Do this: Set each record down exactly, excluding all images.

======== Given information ========

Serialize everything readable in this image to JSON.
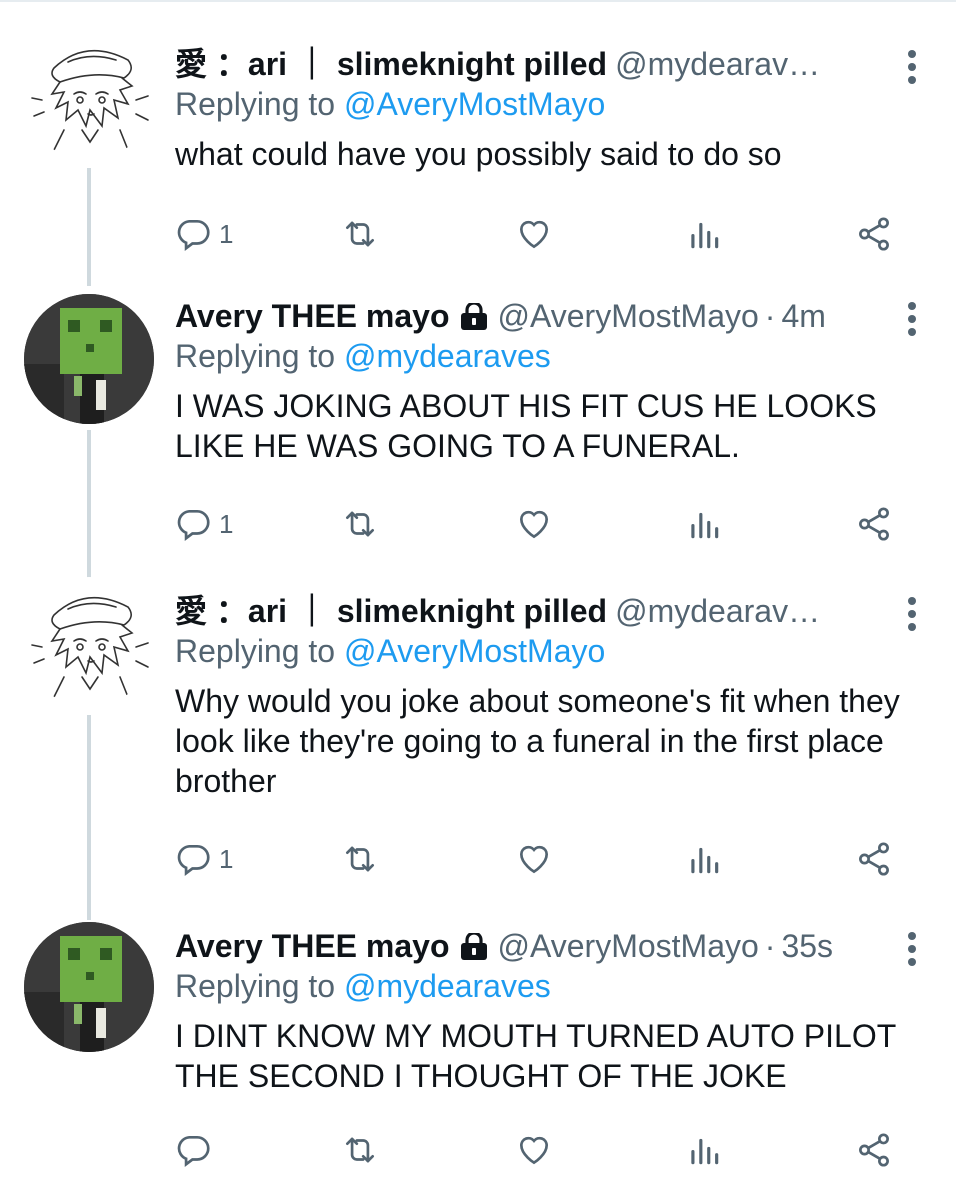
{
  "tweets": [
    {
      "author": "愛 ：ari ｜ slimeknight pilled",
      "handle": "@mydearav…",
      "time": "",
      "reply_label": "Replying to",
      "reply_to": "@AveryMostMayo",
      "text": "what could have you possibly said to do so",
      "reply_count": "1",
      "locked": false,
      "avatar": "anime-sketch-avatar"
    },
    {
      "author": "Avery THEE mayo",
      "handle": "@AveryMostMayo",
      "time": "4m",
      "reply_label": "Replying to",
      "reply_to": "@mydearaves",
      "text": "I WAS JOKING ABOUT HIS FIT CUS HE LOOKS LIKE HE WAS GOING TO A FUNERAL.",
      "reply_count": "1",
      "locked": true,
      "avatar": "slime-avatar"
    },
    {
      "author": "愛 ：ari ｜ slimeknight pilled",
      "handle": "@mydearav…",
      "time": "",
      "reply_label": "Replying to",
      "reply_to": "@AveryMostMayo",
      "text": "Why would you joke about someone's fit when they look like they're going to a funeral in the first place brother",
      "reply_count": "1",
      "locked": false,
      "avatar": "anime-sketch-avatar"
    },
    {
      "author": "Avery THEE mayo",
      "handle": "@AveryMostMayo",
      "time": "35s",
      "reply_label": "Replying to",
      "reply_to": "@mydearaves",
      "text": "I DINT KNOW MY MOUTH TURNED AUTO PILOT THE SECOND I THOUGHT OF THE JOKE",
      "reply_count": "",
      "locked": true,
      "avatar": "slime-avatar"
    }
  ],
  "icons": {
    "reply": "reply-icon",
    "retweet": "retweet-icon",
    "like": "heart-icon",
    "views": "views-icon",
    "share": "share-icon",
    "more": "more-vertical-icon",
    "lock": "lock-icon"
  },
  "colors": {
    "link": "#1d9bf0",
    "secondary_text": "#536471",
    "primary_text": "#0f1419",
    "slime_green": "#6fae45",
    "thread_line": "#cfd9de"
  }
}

========

Reply to the task:
Serialize everything readable in this image to JSON.
{
  "tweets": [
    {
      "author": "愛 ：ari ｜ slimeknight pilled",
      "handle": "@mydearav…",
      "time": "",
      "reply_label": "Replying to",
      "reply_to": "@AveryMostMayo",
      "text": "what could have you possibly said to do so",
      "reply_count": "1",
      "locked": false,
      "avatar": "anime-sketch-avatar"
    },
    {
      "author": "Avery THEE mayo",
      "handle": "@AveryMostMayo",
      "time": "4m",
      "reply_label": "Replying to",
      "reply_to": "@mydearaves",
      "text": "I WAS JOKING ABOUT HIS FIT CUS HE LOOKS LIKE HE WAS GOING TO A FUNERAL.",
      "reply_count": "1",
      "locked": true,
      "avatar": "slime-avatar"
    },
    {
      "author": "愛 ：ari ｜ slimeknight pilled",
      "handle": "@mydearav…",
      "time": "",
      "reply_label": "Replying to",
      "reply_to": "@AveryMostMayo",
      "text": "Why would you joke about someone's fit when they look like they're going to a funeral in the first place brother",
      "reply_count": "1",
      "locked": false,
      "avatar": "anime-sketch-avatar"
    },
    {
      "author": "Avery THEE mayo",
      "handle": "@AveryMostMayo",
      "time": "35s",
      "reply_label": "Replying to",
      "reply_to": "@mydearaves",
      "text": "I DINT KNOW MY MOUTH TURNED AUTO PILOT THE SECOND I THOUGHT OF THE JOKE",
      "reply_count": "",
      "locked": true,
      "avatar": "slime-avatar"
    }
  ],
  "icons": {
    "reply": "reply-icon",
    "retweet": "retweet-icon",
    "like": "heart-icon",
    "views": "views-icon",
    "share": "share-icon",
    "more": "more-vertical-icon",
    "lock": "lock-icon"
  },
  "colors": {
    "link": "#1d9bf0",
    "secondary_text": "#536471",
    "primary_text": "#0f1419",
    "slime_green": "#6fae45",
    "thread_line": "#cfd9de"
  }
}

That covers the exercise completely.